§ Written exercise
Copy each line of the records that contains the word "Simplify".

§ Material shown
========================================
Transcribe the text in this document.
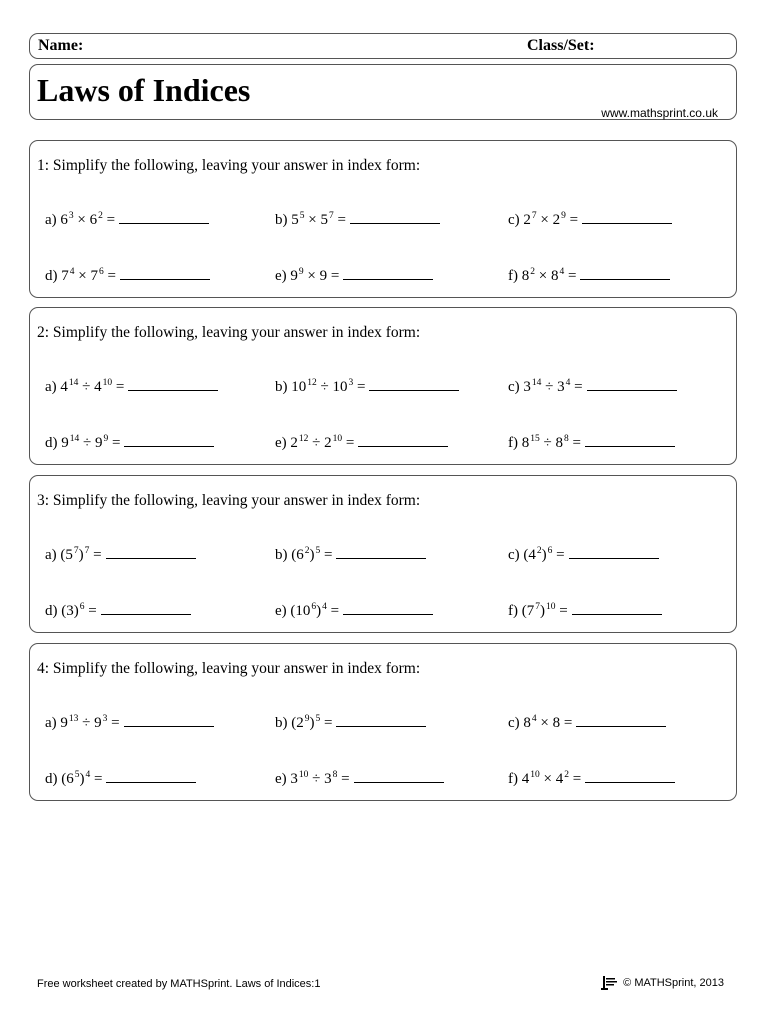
Name:	Class/Set:
Laws of Indices
www.mathsprint.co.uk

1: Simplify the following, leaving your answer in index form:

a) $6^3 \times 6^2$ =	b) $5^5 \times 5^7$ =	c) $2^7 \times 2^9$ =
d) $7^4 \times 7^6$ =	e) $9^9 \times 9$ =	f) $8^2 \times 8^4$ =

2: Simplify the following, leaving your answer in index form:

a) $4^{14} \div 4^{10}$ =	b) $10^{12} \div 10^3$ =	c) $3^{14} \div 3^4$ =
d) $9^{14} \div 9^9$ =	e) $2^{12} \div 2^{10}$ =	f) $8^{15} \div 8^8$ =

3: Simplify the following, leaving your answer in index form:

a) $(5^7)^7$ =	b) $(6^2)^5$ =	c) $(4^2)^6$ =
d) $(3)^6$ =	e) $(10^6)^4$ =	f) $(7^7)^{10}$ =

4: Simplify the following, leaving your answer in index form:

a) $9^{13} \div 9^3$ =	b) $(2^9)^5$ =	c) $8^4 \times 8$ =
d) $(6^5)^4$ =	e) $3^{10} \div 3^8$ =	f) $4^{10} \times 4^2$ =
Free worksheet created by MATHSprint. Laws of Indices:1	© MATHSprint, 2013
========================================
§ Exercise answer
1: Simplify the following, leaving your answer in index form:
2: Simplify the following, leaving your answer in index form:
3: Simplify the following, leaving your answer in index form:
4: Simplify the following, leaving your answer in index form:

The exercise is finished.